## EXERCISE
Every entry must be echoed exactly.
** start DATA TO USE **
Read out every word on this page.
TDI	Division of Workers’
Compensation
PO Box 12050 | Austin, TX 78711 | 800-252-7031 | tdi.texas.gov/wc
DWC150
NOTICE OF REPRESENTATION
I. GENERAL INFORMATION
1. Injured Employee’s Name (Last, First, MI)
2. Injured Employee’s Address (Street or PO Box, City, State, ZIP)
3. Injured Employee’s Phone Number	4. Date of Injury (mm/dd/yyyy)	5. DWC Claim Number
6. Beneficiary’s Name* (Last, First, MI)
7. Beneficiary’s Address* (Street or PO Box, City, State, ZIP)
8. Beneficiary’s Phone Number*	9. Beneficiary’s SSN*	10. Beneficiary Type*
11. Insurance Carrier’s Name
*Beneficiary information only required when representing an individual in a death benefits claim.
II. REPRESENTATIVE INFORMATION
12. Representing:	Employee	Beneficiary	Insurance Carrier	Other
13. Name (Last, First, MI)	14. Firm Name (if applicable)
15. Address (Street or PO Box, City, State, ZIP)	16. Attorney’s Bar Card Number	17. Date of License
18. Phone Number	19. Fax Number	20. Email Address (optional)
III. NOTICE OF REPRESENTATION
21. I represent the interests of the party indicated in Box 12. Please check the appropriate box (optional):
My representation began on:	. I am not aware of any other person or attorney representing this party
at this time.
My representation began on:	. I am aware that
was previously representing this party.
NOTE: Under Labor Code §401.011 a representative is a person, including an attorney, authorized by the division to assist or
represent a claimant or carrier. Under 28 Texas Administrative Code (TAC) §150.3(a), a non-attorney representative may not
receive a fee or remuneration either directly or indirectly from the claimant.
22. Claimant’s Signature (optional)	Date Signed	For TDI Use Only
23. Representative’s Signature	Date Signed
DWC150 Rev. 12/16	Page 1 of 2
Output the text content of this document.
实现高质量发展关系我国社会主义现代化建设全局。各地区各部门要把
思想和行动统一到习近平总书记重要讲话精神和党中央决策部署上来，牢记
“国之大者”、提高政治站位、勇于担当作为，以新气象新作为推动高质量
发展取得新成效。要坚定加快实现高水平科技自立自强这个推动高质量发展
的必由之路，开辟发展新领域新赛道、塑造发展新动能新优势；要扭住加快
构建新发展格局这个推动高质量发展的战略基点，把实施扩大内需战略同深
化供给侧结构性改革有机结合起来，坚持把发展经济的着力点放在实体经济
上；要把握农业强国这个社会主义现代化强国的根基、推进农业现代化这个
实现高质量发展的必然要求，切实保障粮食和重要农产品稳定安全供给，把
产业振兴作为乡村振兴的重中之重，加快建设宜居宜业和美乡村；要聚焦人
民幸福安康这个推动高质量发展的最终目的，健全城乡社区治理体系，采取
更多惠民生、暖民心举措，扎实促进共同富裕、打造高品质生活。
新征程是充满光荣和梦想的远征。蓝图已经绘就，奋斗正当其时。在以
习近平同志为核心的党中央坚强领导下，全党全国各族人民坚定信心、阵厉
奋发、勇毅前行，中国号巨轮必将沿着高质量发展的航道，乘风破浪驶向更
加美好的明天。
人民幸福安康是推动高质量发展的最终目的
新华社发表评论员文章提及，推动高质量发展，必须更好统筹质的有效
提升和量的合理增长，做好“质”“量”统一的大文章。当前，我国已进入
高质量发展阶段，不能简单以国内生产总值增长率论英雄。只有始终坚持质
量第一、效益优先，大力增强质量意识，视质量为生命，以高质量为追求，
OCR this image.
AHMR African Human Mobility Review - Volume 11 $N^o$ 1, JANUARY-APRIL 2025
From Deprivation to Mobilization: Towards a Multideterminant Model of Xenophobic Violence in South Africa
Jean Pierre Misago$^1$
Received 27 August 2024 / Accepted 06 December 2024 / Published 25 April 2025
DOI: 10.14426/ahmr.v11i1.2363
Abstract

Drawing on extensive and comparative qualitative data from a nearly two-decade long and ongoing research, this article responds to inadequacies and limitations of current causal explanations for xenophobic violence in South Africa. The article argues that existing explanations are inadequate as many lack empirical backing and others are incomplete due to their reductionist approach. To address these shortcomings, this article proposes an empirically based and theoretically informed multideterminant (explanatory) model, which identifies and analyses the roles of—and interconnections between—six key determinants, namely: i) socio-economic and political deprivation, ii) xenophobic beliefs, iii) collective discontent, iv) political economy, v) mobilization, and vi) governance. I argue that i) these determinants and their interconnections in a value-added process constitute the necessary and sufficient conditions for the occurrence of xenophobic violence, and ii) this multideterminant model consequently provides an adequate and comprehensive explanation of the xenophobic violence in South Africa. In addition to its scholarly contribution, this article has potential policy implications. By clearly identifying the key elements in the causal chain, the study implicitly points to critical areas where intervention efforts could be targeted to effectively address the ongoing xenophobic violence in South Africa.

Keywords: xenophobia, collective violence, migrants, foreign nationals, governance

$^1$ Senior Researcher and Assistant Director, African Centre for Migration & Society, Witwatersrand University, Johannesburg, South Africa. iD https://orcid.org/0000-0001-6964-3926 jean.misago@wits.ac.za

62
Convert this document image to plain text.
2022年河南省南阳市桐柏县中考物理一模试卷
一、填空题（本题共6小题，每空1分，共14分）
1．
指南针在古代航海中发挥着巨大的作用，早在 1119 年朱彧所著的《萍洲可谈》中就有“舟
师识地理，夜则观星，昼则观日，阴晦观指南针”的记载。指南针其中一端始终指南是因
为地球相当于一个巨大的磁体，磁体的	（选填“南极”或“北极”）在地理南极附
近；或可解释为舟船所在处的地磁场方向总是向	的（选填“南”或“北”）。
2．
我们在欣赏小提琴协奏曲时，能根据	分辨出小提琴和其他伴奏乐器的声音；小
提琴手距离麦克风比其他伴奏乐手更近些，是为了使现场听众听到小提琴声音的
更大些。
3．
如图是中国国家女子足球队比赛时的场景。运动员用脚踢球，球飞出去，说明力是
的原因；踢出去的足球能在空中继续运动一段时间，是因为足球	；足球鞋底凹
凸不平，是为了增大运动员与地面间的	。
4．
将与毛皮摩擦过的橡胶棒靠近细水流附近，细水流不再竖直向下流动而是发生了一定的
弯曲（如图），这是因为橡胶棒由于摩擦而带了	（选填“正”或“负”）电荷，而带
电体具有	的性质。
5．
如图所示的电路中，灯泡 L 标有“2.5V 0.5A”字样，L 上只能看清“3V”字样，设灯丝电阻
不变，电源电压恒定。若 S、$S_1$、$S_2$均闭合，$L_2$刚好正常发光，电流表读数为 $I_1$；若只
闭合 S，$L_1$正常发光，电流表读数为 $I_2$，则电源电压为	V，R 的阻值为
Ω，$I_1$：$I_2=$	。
** end DATA TO USE **
## FINISHED EXERCISE
Read out every word on this page.
TDI	Division of Workers’
Compensation
PO Box 12050 | Austin, TX 78711 | 800-252-7031 | tdi.texas.gov/wc
DWC150
NOTICE OF REPRESENTATION
I. GENERAL INFORMATION
1. Injured Employee’s Name (Last, First, MI)
2. Injured Employee’s Address (Street or PO Box, City, State, ZIP)
3. Injured Employee’s Phone Number	4. Date of Injury (mm/dd/yyyy)	5. DWC Claim Number
6. Beneficiary’s Name* (Last, First, MI)
7. Beneficiary’s Address* (Street or PO Box, City, State, ZIP)
8. Beneficiary’s Phone Number*	9. Beneficiary’s SSN*	10. Beneficiary Type*
11. Insurance Carrier’s Name
*Beneficiary information only required when representing an individual in a death benefits claim.
II. REPRESENTATIVE INFORMATION
12. Representing:	Employee	Beneficiary	Insurance Carrier	Other
13. Name (Last, First, MI)	14. Firm Name (if applicable)
15. Address (Street or PO Box, City, State, ZIP)	16. Attorney’s Bar Card Number	17. Date of License
18. Phone Number	19. Fax Number	20. Email Address (optional)
III. NOTICE OF REPRESENTATION
21. I represent the interests of the party indicated in Box 12. Please check the appropriate box (optional):
My representation began on:	. I am not aware of any other person or attorney representing this party
at this time.
My representation began on:	. I am aware that
was previously representing this party.
NOTE: Under Labor Code §401.011 a representative is a person, including an attorney, authorized by the division to assist or
represent a claimant or carrier. Under 28 Texas Administrative Code (TAC) §150.3(a), a non-attorney representative may not
receive a fee or remuneration either directly or indirectly from the claimant.
22. Claimant’s Signature (optional)	Date Signed	For TDI Use Only
23. Representative’s Signature	Date Signed
DWC150 Rev. 12/16	Page 1 of 2
Output the text content of this document.
实现高质量发展关系我国社会主义现代化建设全局。各地区各部门要把
思想和行动统一到习近平总书记重要讲话精神和党中央决策部署上来，牢记
“国之大者”、提高政治站位、勇于担当作为，以新气象新作为推动高质量
发展取得新成效。要坚定加快实现高水平科技自立自强这个推动高质量发展
的必由之路，开辟发展新领域新赛道、塑造发展新动能新优势；要扭住加快
构建新发展格局这个推动高质量发展的战略基点，把实施扩大内需战略同深
化供给侧结构性改革有机结合起来，坚持把发展经济的着力点放在实体经济
上；要把握农业强国这个社会主义现代化强国的根基、推进农业现代化这个
实现高质量发展的必然要求，切实保障粮食和重要农产品稳定安全供给，把
产业振兴作为乡村振兴的重中之重，加快建设宜居宜业和美乡村；要聚焦人
民幸福安康这个推动高质量发展的最终目的，健全城乡社区治理体系，采取
更多惠民生、暖民心举措，扎实促进共同富裕、打造高品质生活。
新征程是充满光荣和梦想的远征。蓝图已经绘就，奋斗正当其时。在以
习近平同志为核心的党中央坚强领导下，全党全国各族人民坚定信心、阵厉
奋发、勇毅前行，中国号巨轮必将沿着高质量发展的航道，乘风破浪驶向更
加美好的明天。
人民幸福安康是推动高质量发展的最终目的
新华社发表评论员文章提及，推动高质量发展，必须更好统筹质的有效
提升和量的合理增长，做好“质”“量”统一的大文章。当前，我国已进入
高质量发展阶段，不能简单以国内生产总值增长率论英雄。只有始终坚持质
量第一、效益优先，大力增强质量意识，视质量为生命，以高质量为追求，
OCR this image.
AHMR African Human Mobility Review - Volume 11 $N^o$ 1, JANUARY-APRIL 2025
From Deprivation to Mobilization: Towards a Multideterminant Model of Xenophobic Violence in South Africa
Jean Pierre Misago$^1$
Received 27 August 2024 / Accepted 06 December 2024 / Published 25 April 2025
DOI: 10.14426/ahmr.v11i1.2363
Abstract

Drawing on extensive and comparative qualitative data from a nearly two-decade long and ongoing research, this article responds to inadequacies and limitations of current causal explanations for xenophobic violence in South Africa. The article argues that existing explanations are inadequate as many lack empirical backing and others are incomplete due to their reductionist approach. To address these shortcomings, this article proposes an empirically based and theoretically informed multideterminant (explanatory) model, which identifies and analyses the roles of—and interconnections between—six key determinants, namely: i) socio-economic and political deprivation, ii) xenophobic beliefs, iii) collective discontent, iv) political economy, v) mobilization, and vi) governance. I argue that i) these determinants and their interconnections in a value-added process constitute the necessary and sufficient conditions for the occurrence of xenophobic violence, and ii) this multideterminant model consequently provides an adequate and comprehensive explanation of the xenophobic violence in South Africa. In addition to its scholarly contribution, this article has potential policy implications. By clearly identifying the key elements in the causal chain, the study implicitly points to critical areas where intervention efforts could be targeted to effectively address the ongoing xenophobic violence in South Africa.

Keywords: xenophobia, collective violence, migrants, foreign nationals, governance

$^1$ Senior Researcher and Assistant Director, African Centre for Migration & Society, Witwatersrand University, Johannesburg, South Africa. iD https://orcid.org/0000-0001-6964-3926 jean.misago@wits.ac.za

62
Convert this document image to plain text.
2022年河南省南阳市桐柏县中考物理一模试卷
一、填空题（本题共6小题，每空1分，共14分）
1．
指南针在古代航海中发挥着巨大的作用，早在 1119 年朱彧所著的《萍洲可谈》中就有“舟
师识地理，夜则观星，昼则观日，阴晦观指南针”的记载。指南针其中一端始终指南是因
为地球相当于一个巨大的磁体，磁体的	（选填“南极”或“北极”）在地理南极附
近；或可解释为舟船所在处的地磁场方向总是向	的（选填“南”或“北”）。
2．
我们在欣赏小提琴协奏曲时，能根据	分辨出小提琴和其他伴奏乐器的声音；小
提琴手距离麦克风比其他伴奏乐手更近些，是为了使现场听众听到小提琴声音的
更大些。
3．
如图是中国国家女子足球队比赛时的场景。运动员用脚踢球，球飞出去，说明力是
的原因；踢出去的足球能在空中继续运动一段时间，是因为足球	；足球鞋底凹
凸不平，是为了增大运动员与地面间的	。
4．
将与毛皮摩擦过的橡胶棒靠近细水流附近，细水流不再竖直向下流动而是发生了一定的
弯曲（如图），这是因为橡胶棒由于摩擦而带了	（选填“正”或“负”）电荷，而带
电体具有	的性质。
5．
如图所示的电路中，灯泡 L 标有“2.5V 0.5A”字样，L 上只能看清“3V”字样，设灯丝电阻
不变，电源电压恒定。若 S、$S_1$、$S_2$均闭合，$L_2$刚好正常发光，电流表读数为 $I_1$；若只
闭合 S，$L_1$正常发光，电流表读数为 $I_2$，则电源电压为	V，R 的阻值为
Ω，$I_1$：$I_2=$	。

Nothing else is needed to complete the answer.